▸ **Given records**

+--

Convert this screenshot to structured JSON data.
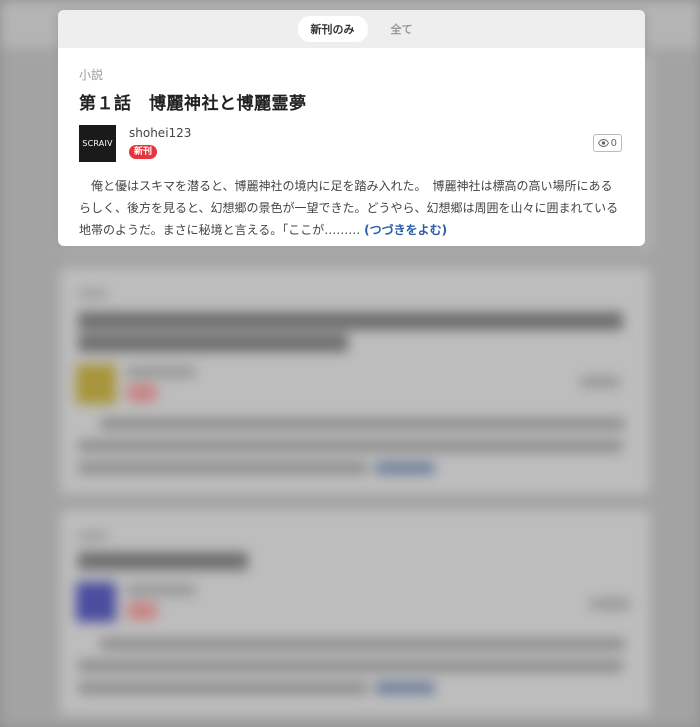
{
  "tabs": [
    {
      "label": "新刊のみ",
      "active": true
    },
    {
      "label": "全て",
      "active": false
    }
  ],
  "article": {
    "category": "小説",
    "title": "第１話　博麗神社と博麗霊夢",
    "author": {
      "name": "shohei123",
      "avatar_text": "SCRAIV"
    },
    "new_badge": "新刊",
    "view_count": "0",
    "excerpt": "　俺と優はスキマを潜ると、博麗神社の境内に足を踏み入れた。　博麗神社は標高の高い場所にあるらしく、後方を見ると、幻想郷の景色が一望できた。どうやら、幻想郷は周囲を山々に囲まれている地帯のようだ。まさに秘境と言える。「ここが………",
    "read_more": "(つづきをよむ)"
  },
  "colors": {
    "badge_red": "#e8343b",
    "link_blue": "#2b5ea8",
    "tabbar_bg": "#eeeeee"
  }
}
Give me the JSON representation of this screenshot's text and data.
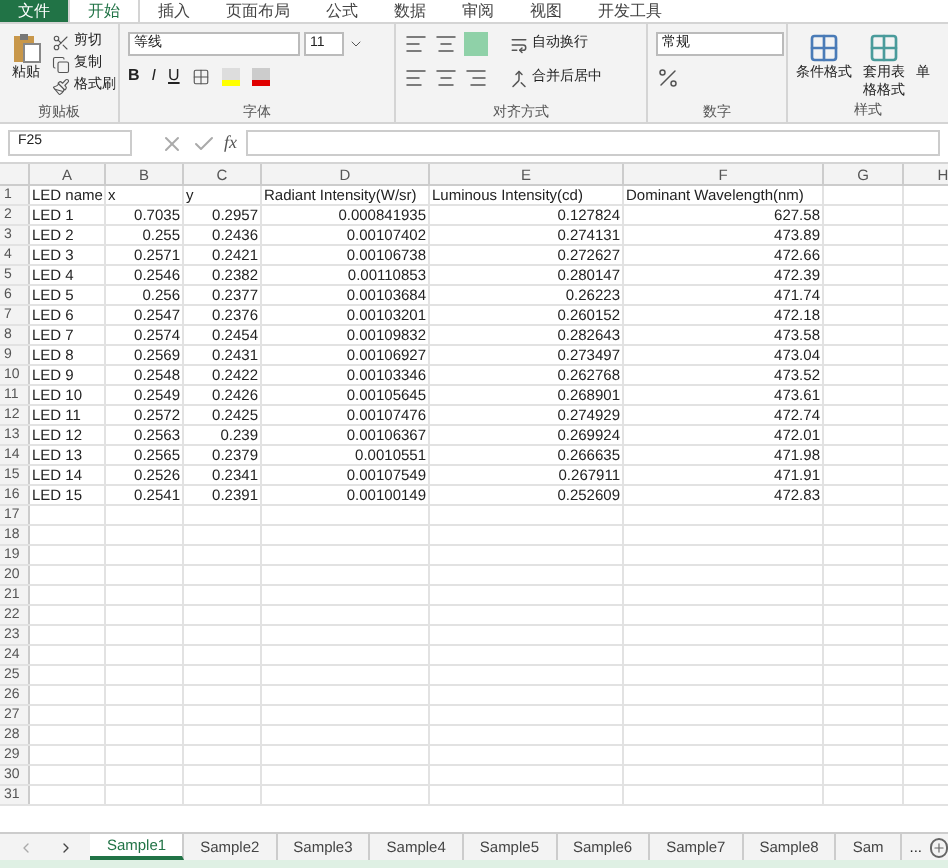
{
  "ribbon_tabs": [
    {
      "label": "文件",
      "selected": false,
      "kind": "file"
    },
    {
      "label": "开始",
      "selected": true,
      "kind": "tab"
    },
    {
      "label": "插入",
      "selected": false,
      "kind": "tab"
    },
    {
      "label": "页面布局",
      "selected": false,
      "kind": "tab"
    },
    {
      "label": "公式",
      "selected": false,
      "kind": "tab"
    },
    {
      "label": "数据",
      "selected": false,
      "kind": "tab"
    },
    {
      "label": "审阅",
      "selected": false,
      "kind": "tab"
    },
    {
      "label": "视图",
      "selected": false,
      "kind": "tab"
    },
    {
      "label": "开发工具",
      "selected": false,
      "kind": "tab"
    }
  ],
  "clipboard": {
    "paste": "粘贴",
    "cut": "剪切",
    "copy": "复制",
    "format_painter": "格式刷",
    "label": "剪贴板"
  },
  "font": {
    "name": "等线",
    "size": "11",
    "bold": "B",
    "italic": "I",
    "underline": "U",
    "label": "字体"
  },
  "formula_icon": "fx",
  "alignment": {
    "wrap": "自动换行",
    "merge": "合并后居中",
    "label": "对齐方式"
  },
  "number": {
    "format": "常规",
    "label": "数字"
  },
  "styles": {
    "conditional": "条件格式",
    "table": "套用表格格式",
    "cell": "单",
    "label": "样式"
  },
  "name_box": "F25",
  "columns": [
    "A",
    "B",
    "C",
    "D",
    "E",
    "F",
    "G",
    "H"
  ],
  "rows": [
    [
      "LED name",
      "x",
      "y",
      "Radiant Intensity(W/sr)",
      "Luminous Intensity(cd)",
      "Dominant Wavelength(nm)"
    ],
    [
      "LED 1",
      "0.7035",
      "0.2957",
      "0.000841935",
      "0.127824",
      "627.58"
    ],
    [
      "LED 2",
      "0.255",
      "0.2436",
      "0.00107402",
      "0.274131",
      "473.89"
    ],
    [
      "LED 3",
      "0.2571",
      "0.2421",
      "0.00106738",
      "0.272627",
      "472.66"
    ],
    [
      "LED 4",
      "0.2546",
      "0.2382",
      "0.00110853",
      "0.280147",
      "472.39"
    ],
    [
      "LED 5",
      "0.256",
      "0.2377",
      "0.00103684",
      "0.26223",
      "471.74"
    ],
    [
      "LED 6",
      "0.2547",
      "0.2376",
      "0.00103201",
      "0.260152",
      "472.18"
    ],
    [
      "LED 7",
      "0.2574",
      "0.2454",
      "0.00109832",
      "0.282643",
      "473.58"
    ],
    [
      "LED 8",
      "0.2569",
      "0.2431",
      "0.00106927",
      "0.273497",
      "473.04"
    ],
    [
      "LED 9",
      "0.2548",
      "0.2422",
      "0.00103346",
      "0.262768",
      "473.52"
    ],
    [
      "LED 10",
      "0.2549",
      "0.2426",
      "0.00105645",
      "0.268901",
      "473.61"
    ],
    [
      "LED 11",
      "0.2572",
      "0.2425",
      "0.00107476",
      "0.274929",
      "472.74"
    ],
    [
      "LED 12",
      "0.2563",
      "0.239",
      "0.00106367",
      "0.269924",
      "472.01"
    ],
    [
      "LED 13",
      "0.2565",
      "0.2379",
      "0.0010551",
      "0.266635",
      "471.98"
    ],
    [
      "LED 14",
      "0.2526",
      "0.2341",
      "0.00107549",
      "0.267911",
      "471.91"
    ],
    [
      "LED 15",
      "0.2541",
      "0.2391",
      "0.00100149",
      "0.252609",
      "472.83"
    ]
  ],
  "row_numbers": [
    "1",
    "2",
    "3",
    "4",
    "5",
    "6",
    "7",
    "8",
    "9",
    "10",
    "11",
    "12",
    "13",
    "14",
    "15",
    "16",
    "17",
    "18",
    "19",
    "20",
    "21",
    "22",
    "23",
    "24",
    "25",
    "26",
    "27",
    "28",
    "29",
    "30",
    "31"
  ],
  "sheet_tabs": [
    {
      "label": "Sample1",
      "selected": true
    },
    {
      "label": "Sample2",
      "selected": false
    },
    {
      "label": "Sample3",
      "selected": false
    },
    {
      "label": "Sample4",
      "selected": false
    },
    {
      "label": "Sample5",
      "selected": false
    },
    {
      "label": "Sample6",
      "selected": false
    },
    {
      "label": "Sample7",
      "selected": false
    },
    {
      "label": "Sample8",
      "selected": false
    },
    {
      "label": "Sam",
      "selected": false
    }
  ],
  "more_tabs": "..."
}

+--

Say, as a number only, how many lines of the data contain "true".

3